#### What this task involves:
Report every line from the material that contains the word "Pritesh".

BEGIN Dataset records

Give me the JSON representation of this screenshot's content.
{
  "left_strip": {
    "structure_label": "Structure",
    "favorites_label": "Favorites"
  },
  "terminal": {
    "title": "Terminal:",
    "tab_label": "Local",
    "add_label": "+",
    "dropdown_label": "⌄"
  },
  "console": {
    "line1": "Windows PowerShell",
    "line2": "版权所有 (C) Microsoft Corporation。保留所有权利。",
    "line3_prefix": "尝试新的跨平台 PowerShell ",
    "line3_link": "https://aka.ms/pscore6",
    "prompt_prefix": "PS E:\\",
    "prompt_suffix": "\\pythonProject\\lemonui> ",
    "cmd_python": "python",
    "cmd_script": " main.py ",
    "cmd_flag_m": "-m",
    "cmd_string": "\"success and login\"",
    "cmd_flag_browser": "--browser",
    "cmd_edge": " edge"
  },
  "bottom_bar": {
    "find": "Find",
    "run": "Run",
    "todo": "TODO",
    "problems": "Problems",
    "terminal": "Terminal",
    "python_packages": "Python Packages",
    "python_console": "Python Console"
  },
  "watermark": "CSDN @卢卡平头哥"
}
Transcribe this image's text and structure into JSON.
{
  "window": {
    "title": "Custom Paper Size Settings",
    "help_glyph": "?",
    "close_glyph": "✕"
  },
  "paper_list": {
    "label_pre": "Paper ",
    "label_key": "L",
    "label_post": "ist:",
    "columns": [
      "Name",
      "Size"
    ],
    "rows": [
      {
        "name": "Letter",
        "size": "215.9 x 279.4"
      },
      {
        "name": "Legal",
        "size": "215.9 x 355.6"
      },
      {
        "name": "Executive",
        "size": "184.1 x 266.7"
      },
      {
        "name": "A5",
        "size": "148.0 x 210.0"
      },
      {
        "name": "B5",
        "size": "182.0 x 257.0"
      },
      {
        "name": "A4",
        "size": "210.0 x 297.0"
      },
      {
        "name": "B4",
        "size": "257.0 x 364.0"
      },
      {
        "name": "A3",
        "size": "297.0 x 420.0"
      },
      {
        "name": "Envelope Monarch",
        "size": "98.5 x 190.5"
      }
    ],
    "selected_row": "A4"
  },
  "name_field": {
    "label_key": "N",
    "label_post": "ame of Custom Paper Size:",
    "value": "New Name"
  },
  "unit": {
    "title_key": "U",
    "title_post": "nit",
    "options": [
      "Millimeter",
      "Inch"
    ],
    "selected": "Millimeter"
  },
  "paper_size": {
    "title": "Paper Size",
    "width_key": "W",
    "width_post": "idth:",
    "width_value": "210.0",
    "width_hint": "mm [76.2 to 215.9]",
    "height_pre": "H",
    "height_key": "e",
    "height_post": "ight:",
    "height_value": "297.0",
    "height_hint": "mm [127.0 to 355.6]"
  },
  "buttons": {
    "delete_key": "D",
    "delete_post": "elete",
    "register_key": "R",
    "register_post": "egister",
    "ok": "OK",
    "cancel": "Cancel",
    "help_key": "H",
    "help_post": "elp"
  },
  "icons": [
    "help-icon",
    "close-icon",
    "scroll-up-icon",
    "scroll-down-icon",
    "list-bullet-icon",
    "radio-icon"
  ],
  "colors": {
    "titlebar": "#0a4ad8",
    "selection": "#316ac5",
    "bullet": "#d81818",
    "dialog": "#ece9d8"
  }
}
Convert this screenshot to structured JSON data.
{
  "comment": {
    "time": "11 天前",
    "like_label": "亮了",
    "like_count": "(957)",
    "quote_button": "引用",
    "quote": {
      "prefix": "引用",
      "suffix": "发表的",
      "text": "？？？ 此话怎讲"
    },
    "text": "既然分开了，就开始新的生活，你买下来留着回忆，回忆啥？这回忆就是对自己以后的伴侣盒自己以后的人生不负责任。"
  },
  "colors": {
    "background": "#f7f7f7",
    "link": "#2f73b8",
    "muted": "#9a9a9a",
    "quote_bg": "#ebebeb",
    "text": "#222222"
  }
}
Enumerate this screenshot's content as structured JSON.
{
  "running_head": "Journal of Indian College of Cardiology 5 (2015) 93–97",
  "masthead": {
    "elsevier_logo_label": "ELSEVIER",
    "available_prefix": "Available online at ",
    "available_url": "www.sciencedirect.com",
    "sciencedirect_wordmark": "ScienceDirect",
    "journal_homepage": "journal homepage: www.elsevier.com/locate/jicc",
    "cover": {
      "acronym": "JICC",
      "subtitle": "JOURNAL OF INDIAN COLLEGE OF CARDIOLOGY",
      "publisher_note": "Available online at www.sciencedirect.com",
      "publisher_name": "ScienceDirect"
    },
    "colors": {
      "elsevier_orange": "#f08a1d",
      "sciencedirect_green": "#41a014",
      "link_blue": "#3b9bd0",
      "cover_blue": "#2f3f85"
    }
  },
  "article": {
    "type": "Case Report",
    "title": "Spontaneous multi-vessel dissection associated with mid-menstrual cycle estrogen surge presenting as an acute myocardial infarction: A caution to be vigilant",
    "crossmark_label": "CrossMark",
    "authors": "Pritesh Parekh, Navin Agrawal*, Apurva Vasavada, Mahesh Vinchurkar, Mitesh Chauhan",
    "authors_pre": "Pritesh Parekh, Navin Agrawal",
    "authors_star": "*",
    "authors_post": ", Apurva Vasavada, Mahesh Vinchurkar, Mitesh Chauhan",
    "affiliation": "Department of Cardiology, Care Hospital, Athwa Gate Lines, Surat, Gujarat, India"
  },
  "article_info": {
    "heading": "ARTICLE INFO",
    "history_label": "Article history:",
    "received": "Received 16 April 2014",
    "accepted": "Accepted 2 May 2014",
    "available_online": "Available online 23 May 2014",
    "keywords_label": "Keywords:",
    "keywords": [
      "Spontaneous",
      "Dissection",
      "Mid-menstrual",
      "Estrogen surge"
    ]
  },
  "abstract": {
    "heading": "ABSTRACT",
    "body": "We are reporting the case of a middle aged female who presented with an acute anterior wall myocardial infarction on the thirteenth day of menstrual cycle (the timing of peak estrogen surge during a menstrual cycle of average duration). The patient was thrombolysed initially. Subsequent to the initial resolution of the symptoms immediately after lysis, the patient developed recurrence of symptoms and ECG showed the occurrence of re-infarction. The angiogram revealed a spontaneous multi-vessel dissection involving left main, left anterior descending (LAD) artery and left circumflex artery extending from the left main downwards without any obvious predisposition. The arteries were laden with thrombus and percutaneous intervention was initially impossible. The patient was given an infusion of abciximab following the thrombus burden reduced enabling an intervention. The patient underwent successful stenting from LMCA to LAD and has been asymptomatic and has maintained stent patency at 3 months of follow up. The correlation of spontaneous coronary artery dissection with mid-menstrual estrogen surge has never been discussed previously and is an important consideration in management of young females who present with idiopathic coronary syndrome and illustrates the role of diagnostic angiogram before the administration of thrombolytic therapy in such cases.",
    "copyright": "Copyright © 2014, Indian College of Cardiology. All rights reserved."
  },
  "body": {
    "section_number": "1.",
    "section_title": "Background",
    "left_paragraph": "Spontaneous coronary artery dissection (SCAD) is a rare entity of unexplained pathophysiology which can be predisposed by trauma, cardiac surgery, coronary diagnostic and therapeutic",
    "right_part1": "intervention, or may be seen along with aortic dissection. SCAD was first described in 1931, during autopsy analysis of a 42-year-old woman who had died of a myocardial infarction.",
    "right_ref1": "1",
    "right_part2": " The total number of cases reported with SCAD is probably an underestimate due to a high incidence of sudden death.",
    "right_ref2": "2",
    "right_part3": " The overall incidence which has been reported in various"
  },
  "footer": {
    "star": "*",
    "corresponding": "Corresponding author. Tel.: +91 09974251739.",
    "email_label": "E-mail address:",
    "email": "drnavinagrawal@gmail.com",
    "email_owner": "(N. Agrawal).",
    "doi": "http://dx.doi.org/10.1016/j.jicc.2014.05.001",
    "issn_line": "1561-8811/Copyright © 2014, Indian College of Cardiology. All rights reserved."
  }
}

END Dataset records

#### Output of the exercise:
    "authors": "Pritesh Parekh, Navin Agrawal*, Apurva Vasavada, Mahesh Vinchurkar, Mitesh Chauhan",
    "authors_pre": "Pritesh Parekh, Navin Agrawal",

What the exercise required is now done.